Records about charts and figures

================================

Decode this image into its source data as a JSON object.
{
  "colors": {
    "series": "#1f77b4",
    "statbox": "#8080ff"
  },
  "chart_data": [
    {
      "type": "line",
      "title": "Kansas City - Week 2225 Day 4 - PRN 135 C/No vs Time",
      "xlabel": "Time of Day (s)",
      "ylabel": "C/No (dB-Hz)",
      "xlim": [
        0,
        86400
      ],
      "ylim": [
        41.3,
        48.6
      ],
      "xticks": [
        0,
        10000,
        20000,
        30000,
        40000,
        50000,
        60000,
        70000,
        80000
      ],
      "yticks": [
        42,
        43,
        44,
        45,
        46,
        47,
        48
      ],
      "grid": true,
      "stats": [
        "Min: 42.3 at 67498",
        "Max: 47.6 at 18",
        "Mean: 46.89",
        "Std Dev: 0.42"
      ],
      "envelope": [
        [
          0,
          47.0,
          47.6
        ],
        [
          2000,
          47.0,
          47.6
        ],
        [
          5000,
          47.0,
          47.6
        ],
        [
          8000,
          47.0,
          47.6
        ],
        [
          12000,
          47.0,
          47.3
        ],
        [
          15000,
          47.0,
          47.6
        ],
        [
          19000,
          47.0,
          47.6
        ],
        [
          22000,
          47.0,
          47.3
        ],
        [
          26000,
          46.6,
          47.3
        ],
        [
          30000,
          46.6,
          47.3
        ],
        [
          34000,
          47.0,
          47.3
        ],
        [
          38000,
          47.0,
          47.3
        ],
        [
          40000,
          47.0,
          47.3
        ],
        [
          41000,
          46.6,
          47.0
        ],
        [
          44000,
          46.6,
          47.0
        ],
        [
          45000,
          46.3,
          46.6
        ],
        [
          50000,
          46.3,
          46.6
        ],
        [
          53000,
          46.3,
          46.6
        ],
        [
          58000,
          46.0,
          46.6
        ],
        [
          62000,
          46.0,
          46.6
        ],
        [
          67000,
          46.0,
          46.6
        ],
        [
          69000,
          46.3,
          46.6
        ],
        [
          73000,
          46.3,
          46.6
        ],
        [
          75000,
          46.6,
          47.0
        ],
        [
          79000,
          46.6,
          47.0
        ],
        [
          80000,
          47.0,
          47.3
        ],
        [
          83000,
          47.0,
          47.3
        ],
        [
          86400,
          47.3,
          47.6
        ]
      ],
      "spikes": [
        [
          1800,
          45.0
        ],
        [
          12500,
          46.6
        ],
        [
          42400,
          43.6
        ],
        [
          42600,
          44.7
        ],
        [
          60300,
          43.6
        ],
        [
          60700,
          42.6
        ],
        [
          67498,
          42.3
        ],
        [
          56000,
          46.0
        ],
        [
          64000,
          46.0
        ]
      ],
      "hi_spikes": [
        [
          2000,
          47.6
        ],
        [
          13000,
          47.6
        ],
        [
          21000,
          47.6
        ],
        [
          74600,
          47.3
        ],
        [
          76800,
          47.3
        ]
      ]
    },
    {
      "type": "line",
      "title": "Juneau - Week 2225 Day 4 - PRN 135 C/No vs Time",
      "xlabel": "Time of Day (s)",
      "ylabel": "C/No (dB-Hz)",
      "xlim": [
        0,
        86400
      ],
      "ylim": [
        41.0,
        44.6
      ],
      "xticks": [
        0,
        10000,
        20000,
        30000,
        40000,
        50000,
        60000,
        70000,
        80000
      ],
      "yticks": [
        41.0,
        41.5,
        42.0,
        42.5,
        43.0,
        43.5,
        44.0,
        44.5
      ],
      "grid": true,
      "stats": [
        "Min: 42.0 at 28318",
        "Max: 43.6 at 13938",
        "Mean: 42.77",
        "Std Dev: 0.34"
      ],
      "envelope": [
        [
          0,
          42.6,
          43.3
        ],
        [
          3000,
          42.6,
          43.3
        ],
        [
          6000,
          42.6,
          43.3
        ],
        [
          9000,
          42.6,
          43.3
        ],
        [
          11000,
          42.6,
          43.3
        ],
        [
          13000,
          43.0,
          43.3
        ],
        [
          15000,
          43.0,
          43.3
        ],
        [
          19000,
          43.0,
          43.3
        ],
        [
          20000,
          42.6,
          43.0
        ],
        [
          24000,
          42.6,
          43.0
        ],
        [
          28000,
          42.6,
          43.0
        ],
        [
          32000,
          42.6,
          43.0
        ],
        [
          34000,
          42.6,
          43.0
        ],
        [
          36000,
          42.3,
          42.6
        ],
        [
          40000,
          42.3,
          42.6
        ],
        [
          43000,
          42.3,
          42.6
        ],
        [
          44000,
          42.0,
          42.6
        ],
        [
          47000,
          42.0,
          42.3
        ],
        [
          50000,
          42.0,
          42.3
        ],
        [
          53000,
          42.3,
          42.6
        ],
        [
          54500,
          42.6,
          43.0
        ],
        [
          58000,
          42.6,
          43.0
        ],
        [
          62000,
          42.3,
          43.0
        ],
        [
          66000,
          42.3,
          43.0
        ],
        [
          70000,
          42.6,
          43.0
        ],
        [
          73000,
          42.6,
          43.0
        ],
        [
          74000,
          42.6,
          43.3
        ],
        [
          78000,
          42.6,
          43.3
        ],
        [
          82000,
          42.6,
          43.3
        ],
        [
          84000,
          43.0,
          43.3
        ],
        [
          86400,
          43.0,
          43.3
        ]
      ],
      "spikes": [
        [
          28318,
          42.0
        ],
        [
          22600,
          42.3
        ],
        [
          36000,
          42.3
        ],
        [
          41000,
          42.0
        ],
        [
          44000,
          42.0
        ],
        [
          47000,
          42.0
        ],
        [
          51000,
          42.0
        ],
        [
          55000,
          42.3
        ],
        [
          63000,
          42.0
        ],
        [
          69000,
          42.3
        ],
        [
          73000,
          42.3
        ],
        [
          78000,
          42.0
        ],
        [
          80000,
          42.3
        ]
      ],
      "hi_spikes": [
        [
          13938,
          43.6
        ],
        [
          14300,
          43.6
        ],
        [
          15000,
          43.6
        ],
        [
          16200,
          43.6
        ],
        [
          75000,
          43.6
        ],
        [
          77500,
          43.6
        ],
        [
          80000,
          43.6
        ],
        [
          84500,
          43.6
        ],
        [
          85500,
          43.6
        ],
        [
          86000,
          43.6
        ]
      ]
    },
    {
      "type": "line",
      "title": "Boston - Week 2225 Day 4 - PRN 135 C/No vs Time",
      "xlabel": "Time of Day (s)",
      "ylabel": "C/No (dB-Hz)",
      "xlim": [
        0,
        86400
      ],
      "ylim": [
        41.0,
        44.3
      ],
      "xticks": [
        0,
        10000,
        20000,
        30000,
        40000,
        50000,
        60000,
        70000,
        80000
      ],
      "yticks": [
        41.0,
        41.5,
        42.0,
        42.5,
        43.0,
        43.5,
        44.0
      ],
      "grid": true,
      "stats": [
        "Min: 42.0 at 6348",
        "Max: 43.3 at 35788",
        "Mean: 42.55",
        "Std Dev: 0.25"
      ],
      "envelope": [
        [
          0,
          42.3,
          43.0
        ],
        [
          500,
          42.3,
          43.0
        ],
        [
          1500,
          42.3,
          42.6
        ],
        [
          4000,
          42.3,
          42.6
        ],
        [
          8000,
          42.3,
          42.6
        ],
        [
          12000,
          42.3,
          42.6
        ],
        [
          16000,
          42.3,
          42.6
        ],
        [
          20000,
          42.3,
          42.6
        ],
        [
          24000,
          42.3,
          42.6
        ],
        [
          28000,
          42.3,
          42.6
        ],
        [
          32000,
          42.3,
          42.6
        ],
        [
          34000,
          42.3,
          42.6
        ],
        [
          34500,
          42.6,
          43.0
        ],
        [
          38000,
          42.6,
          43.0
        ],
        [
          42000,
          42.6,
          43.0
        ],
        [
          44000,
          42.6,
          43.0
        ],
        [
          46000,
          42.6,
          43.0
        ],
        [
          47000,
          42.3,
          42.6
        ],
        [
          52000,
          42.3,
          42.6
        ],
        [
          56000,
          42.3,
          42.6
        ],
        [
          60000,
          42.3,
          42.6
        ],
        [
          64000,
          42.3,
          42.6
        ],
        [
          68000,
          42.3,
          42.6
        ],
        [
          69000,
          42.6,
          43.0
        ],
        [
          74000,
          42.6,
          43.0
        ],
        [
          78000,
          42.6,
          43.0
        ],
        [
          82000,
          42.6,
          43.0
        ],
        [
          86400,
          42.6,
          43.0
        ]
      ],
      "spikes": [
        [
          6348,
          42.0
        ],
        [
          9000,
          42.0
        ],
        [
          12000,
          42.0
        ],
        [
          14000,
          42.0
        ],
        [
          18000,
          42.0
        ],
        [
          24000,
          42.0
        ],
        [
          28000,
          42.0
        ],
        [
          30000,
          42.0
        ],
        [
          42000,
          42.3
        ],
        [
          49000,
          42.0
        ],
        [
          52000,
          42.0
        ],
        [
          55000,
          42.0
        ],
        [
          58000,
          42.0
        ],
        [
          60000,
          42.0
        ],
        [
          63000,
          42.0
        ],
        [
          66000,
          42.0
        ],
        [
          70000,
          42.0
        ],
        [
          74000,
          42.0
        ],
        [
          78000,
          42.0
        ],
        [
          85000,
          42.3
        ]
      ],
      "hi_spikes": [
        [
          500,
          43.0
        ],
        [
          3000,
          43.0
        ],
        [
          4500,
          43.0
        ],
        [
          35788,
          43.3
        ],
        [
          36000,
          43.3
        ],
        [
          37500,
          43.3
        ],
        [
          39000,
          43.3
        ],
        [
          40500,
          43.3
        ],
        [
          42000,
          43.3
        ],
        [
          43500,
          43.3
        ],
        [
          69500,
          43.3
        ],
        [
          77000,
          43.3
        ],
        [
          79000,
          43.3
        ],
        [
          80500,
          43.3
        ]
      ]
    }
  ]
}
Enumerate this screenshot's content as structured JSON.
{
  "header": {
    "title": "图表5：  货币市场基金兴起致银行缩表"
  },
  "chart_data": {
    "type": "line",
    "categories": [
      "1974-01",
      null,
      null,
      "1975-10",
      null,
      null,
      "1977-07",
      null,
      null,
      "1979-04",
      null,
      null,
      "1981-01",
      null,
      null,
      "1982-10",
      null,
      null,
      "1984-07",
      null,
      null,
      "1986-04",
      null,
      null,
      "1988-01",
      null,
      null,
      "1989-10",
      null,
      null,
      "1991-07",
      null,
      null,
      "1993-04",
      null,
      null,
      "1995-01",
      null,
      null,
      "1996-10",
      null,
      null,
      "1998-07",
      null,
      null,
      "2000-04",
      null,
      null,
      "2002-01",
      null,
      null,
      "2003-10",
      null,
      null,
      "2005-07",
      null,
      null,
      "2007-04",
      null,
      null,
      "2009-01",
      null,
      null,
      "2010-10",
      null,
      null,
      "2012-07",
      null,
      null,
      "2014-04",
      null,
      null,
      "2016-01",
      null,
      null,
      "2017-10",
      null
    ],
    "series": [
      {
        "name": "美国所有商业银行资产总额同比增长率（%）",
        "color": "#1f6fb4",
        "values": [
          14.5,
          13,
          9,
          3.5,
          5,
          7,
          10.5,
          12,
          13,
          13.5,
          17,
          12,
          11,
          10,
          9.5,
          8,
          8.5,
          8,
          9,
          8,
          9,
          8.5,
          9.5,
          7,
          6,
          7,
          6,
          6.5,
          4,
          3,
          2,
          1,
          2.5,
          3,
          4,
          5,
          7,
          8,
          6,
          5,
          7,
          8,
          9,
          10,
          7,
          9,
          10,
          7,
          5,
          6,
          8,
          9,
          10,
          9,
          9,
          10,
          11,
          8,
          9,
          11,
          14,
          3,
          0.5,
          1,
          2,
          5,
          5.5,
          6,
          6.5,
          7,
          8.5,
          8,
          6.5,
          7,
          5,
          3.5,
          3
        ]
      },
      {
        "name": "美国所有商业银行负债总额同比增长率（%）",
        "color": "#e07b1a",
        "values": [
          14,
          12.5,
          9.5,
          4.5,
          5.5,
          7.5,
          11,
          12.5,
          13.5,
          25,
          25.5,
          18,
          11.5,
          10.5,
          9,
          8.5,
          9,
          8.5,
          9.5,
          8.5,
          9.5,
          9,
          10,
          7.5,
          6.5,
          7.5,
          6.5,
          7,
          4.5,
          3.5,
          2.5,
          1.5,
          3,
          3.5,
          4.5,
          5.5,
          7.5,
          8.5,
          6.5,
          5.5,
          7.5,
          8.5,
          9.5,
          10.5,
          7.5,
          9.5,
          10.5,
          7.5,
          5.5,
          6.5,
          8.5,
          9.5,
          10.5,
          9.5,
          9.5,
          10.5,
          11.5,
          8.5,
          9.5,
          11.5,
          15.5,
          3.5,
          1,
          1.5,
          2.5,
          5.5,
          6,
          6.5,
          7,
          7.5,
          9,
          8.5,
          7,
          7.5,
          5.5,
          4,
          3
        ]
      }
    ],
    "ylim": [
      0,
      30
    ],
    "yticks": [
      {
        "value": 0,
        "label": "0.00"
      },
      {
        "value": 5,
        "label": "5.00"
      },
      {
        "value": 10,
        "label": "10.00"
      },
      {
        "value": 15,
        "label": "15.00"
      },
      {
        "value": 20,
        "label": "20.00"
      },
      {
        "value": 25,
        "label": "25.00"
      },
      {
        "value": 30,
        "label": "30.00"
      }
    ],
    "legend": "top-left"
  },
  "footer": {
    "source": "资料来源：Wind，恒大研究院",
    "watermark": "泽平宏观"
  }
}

================================

Your answer should be one number: how many lines of the listing include the word "Week".

■ **Response for this exercise**:
3